DATA SUPPLIED -
start

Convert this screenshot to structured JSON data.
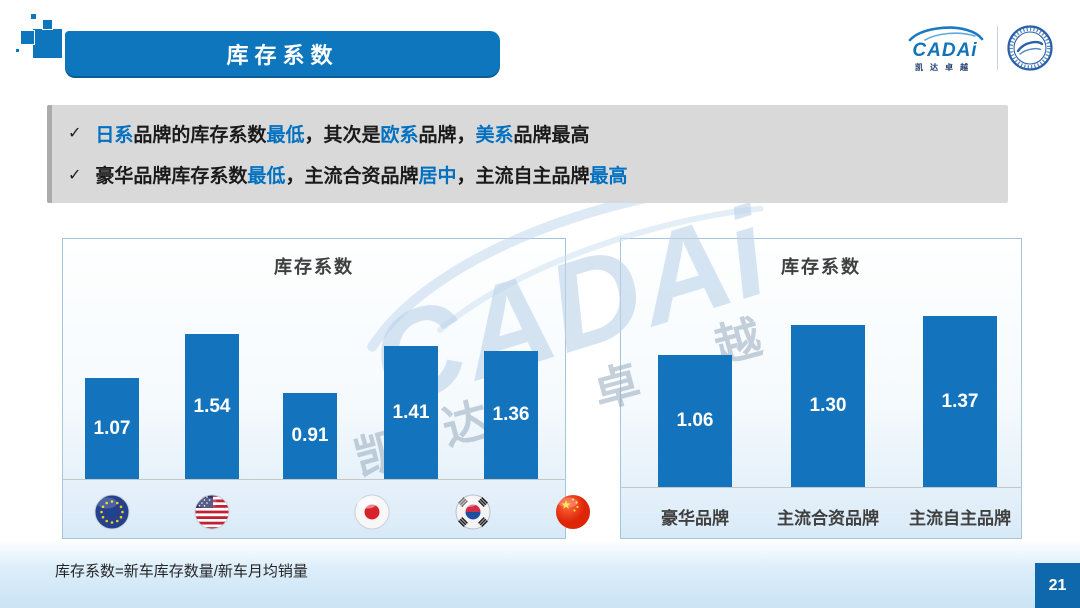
{
  "page": {
    "title_banner": "库存系数",
    "footnote": "库存系数=新车库存数量/新车月均销量",
    "page_number": "21"
  },
  "logo": {
    "brand": "CADAi",
    "brand_sub": "凯达卓越",
    "emblem": "round-institute-seal"
  },
  "bullets": [
    {
      "check": "✓",
      "segments": [
        {
          "text": "日系",
          "em": true
        },
        {
          "text": "品牌的库存系数",
          "em": false
        },
        {
          "text": "最低",
          "em": true
        },
        {
          "text": "，其次是",
          "em": false
        },
        {
          "text": "欧系",
          "em": true
        },
        {
          "text": "品牌，",
          "em": false
        },
        {
          "text": "美系",
          "em": true
        },
        {
          "text": "品牌最高",
          "em": false
        }
      ]
    },
    {
      "check": "✓",
      "segments": [
        {
          "text": "豪华品牌库存系数",
          "em": false
        },
        {
          "text": "最低",
          "em": true
        },
        {
          "text": "，主流合资品牌",
          "em": false
        },
        {
          "text": "居中",
          "em": true
        },
        {
          "text": "，主流自主品牌",
          "em": false
        },
        {
          "text": "最高",
          "em": true
        }
      ]
    }
  ],
  "watermark": {
    "text": "CADAi",
    "chars": [
      "凯",
      "达",
      "卓",
      "越"
    ]
  },
  "chart_data": [
    {
      "type": "bar",
      "title": "库存系数",
      "categories": [
        "欧系",
        "美系",
        "日系",
        "韩系",
        "中国"
      ],
      "category_icons": [
        "eu-flag-icon",
        "us-flag-icon",
        "japan-flag-icon",
        "korea-flag-icon",
        "china-flag-icon"
      ],
      "values": [
        1.07,
        1.54,
        0.91,
        1.41,
        1.36
      ],
      "value_labels": [
        "1.07",
        "1.54",
        "0.91",
        "1.41",
        "1.36"
      ],
      "xlabel": "",
      "ylabel": "",
      "ylim": [
        0,
        1.7
      ],
      "grid": false,
      "legend": "none",
      "bar_color": "#1473bd",
      "value_label_position": "inside-center"
    },
    {
      "type": "bar",
      "title": "库存系数",
      "categories": [
        "豪华品牌",
        "主流合资品牌",
        "主流自主品牌"
      ],
      "values": [
        1.06,
        1.3,
        1.37
      ],
      "value_labels": [
        "1.06",
        "1.30",
        "1.37"
      ],
      "xlabel": "",
      "ylabel": "",
      "ylim": [
        0,
        1.6
      ],
      "grid": false,
      "legend": "none",
      "bar_color": "#1473bd",
      "value_label_position": "inside-center"
    }
  ],
  "colors": {
    "accent_blue": "#0e76bd",
    "bar_blue": "#1473bd",
    "emphasis_text": "#0070c0",
    "summary_bg": "#d9d9d9",
    "chart_border": "#a7c4dd",
    "badge_blue": "#1068ac"
  }
}
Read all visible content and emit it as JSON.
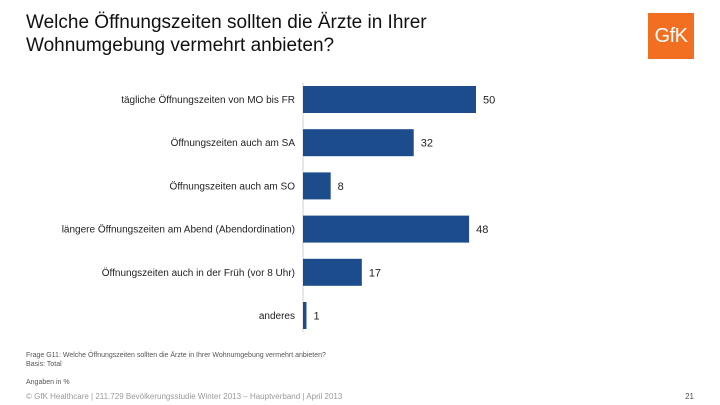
{
  "header": {
    "title_line1": "Welche Öffnungszeiten sollten die Ärzte in Ihrer",
    "title_line2": "Wohnumgebung vermehrt anbieten?",
    "logo_text": "GfK"
  },
  "colors": {
    "bar": "#1d4c8c",
    "logo": "#f26e21"
  },
  "chart_data": {
    "type": "bar",
    "orientation": "horizontal",
    "title": "Welche Öffnungszeiten sollten die Ärzte in Ihrer Wohnumgebung vermehrt anbieten?",
    "categories": [
      "tägliche Öffnungszeiten von MO bis FR",
      "Öffnungszeiten auch am SA",
      "Öffnungszeiten auch am SO",
      "längere Öffnungszeiten am Abend (Abendordination)",
      "Öffnungszeiten auch in der Früh (vor 8 Uhr)",
      "anderes"
    ],
    "values": [
      50,
      32,
      8,
      48,
      17,
      1
    ],
    "unit": "%",
    "xlim": [
      0,
      50
    ],
    "grid": false
  },
  "footnotes": {
    "question": "Frage G11: Welche Öffnungszeiten sollten die Ärzte in Ihrer Wohnumgebung vermehrt anbieten?",
    "basis": "Basis: Total",
    "unit_note": "Angaben in %"
  },
  "footer": {
    "source": "© GfK Healthcare | 211.729 Bevölkerungsstudie Winter 2013 – Hauptverband | April 2013",
    "page": "21"
  }
}
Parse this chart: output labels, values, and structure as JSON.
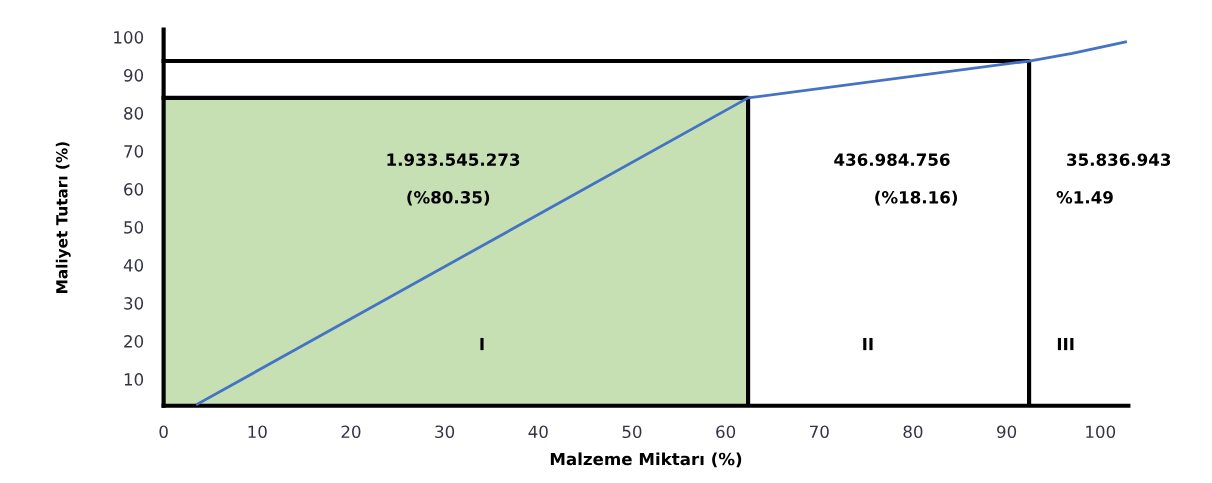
{
  "chart_data": {
    "type": "line",
    "xlabel": "Malzeme Miktarı (%)",
    "ylabel": "Maliyet Tutarı (%)",
    "xlim": [
      0,
      103
    ],
    "ylim": [
      3,
      102
    ],
    "xticks": [
      0,
      10,
      20,
      30,
      40,
      50,
      60,
      70,
      80,
      90,
      100
    ],
    "yticks": [
      10,
      20,
      30,
      40,
      50,
      60,
      70,
      80,
      90,
      100
    ],
    "grid": false,
    "legend": false,
    "marker": "none",
    "line_style": "solid",
    "series": [
      {
        "type": "area",
        "color": "#c6e0b4",
        "x": [
          0,
          62.4
        ],
        "values": [
          84,
          84
        ]
      },
      {
        "color": "#000000",
        "x": [
          0,
          62.4,
          62.4
        ],
        "values": [
          84,
          84,
          3.4
        ]
      },
      {
        "color": "#000000",
        "x": [
          0,
          92.4,
          92.4
        ],
        "values": [
          93.7,
          93.7,
          3.4
        ]
      },
      {
        "color": "#4472c4",
        "x": [
          3.6,
          62.4,
          92.4,
          97,
          102.7
        ],
        "values": [
          3.4,
          84,
          93.7,
          95.7,
          98.7
        ]
      }
    ],
    "annotations": [
      "1.933.545.273",
      "(%80.35)",
      "436.984.756",
      "(%18.16)",
      "35.836.943",
      "%1.49",
      "I",
      "II",
      "III"
    ]
  }
}
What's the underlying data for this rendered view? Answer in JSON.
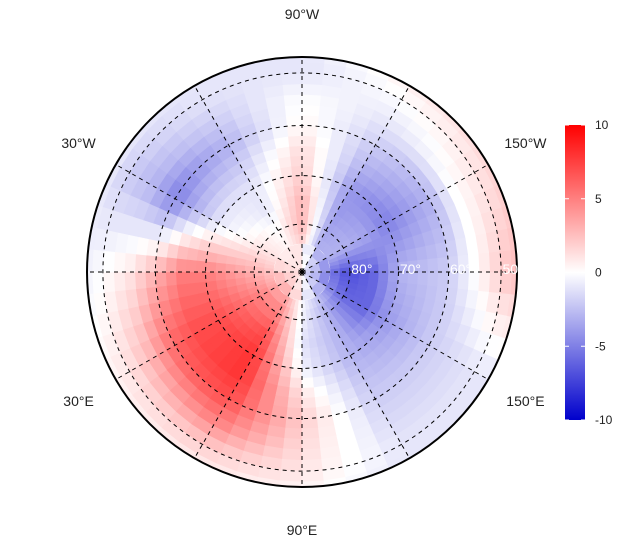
{
  "chart_data": {
    "type": "heatmap",
    "projection": "north-polar-stereographic",
    "lon_labels": [
      {
        "lon": -90,
        "text": "90°W"
      },
      {
        "lon": -30,
        "text": "30°W"
      },
      {
        "lon": -150,
        "text": "150°W"
      },
      {
        "lon": 30,
        "text": "30°E"
      },
      {
        "lon": 150,
        "text": "150°E"
      },
      {
        "lon": 90,
        "text": "90°E"
      }
    ],
    "lat_labels": [
      {
        "lat": 80,
        "text": "80°"
      },
      {
        "lat": 70,
        "text": "70°"
      },
      {
        "lat": 60,
        "text": "60°"
      },
      {
        "lat": 50,
        "text": "50°"
      }
    ],
    "lat_min": 47,
    "meridians_every_deg": 30,
    "parallels": [
      80,
      70,
      60,
      50
    ],
    "grid_lats": [
      88,
      85,
      80,
      75,
      70,
      65,
      60,
      55,
      50,
      47
    ],
    "grid_lons": [
      0,
      30,
      60,
      90,
      120,
      150,
      180,
      210,
      240,
      270,
      300,
      330
    ],
    "values": [
      [
        1.5,
        1.5,
        1,
        0.5,
        -1,
        -2,
        -2,
        -1.5,
        -1,
        1,
        1,
        1
      ],
      [
        2,
        3,
        3,
        0,
        -2,
        -4,
        -5,
        -3,
        -3,
        1.5,
        0.5,
        1
      ],
      [
        3,
        5,
        5,
        -0.5,
        -3,
        -6,
        -7,
        -3,
        -3.5,
        3,
        0,
        1
      ],
      [
        4,
        6,
        7,
        -1,
        -3,
        -6,
        -6,
        -3.5,
        -4,
        3,
        -1,
        0
      ],
      [
        5,
        7,
        8,
        -0.5,
        -3,
        -4,
        -3,
        -5,
        -4,
        2,
        -1,
        -1
      ],
      [
        5,
        7,
        8,
        1,
        -2.5,
        -3,
        -2.5,
        -4,
        -3,
        1.5,
        -2,
        -3
      ],
      [
        3,
        6,
        7,
        2,
        -2,
        -2,
        -2,
        -3,
        -2,
        0.5,
        -3,
        -5
      ],
      [
        1,
        3,
        5,
        1.5,
        -1.5,
        -1.5,
        0,
        0,
        -1,
        0,
        -2,
        -3
      ],
      [
        0,
        1,
        2,
        1,
        -1,
        -1,
        2,
        1,
        0,
        -1,
        -1,
        -2
      ],
      [
        -0.5,
        0.5,
        1,
        0.5,
        -1,
        -1,
        2.5,
        1.5,
        0.5,
        -1,
        -1,
        -1
      ]
    ],
    "colorbar": {
      "min": -10,
      "max": 10,
      "ticks": [
        "10",
        "5",
        "0",
        "-5",
        "-10"
      ],
      "tick_values": [
        10,
        5,
        0,
        -5,
        -10
      ],
      "colors": {
        "low": "#0000cc",
        "mid": "#ffffff",
        "high": "#ff0000"
      }
    }
  }
}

end

Using the entries above, return each line in which the word "this" occurs.

EXPECTED ANSWER -
Convert this screenshot to structured JSON data.
Parse this chart: output labels, values, and structure as JSON.
What's the underlying data for this rendered view? Answer in JSON.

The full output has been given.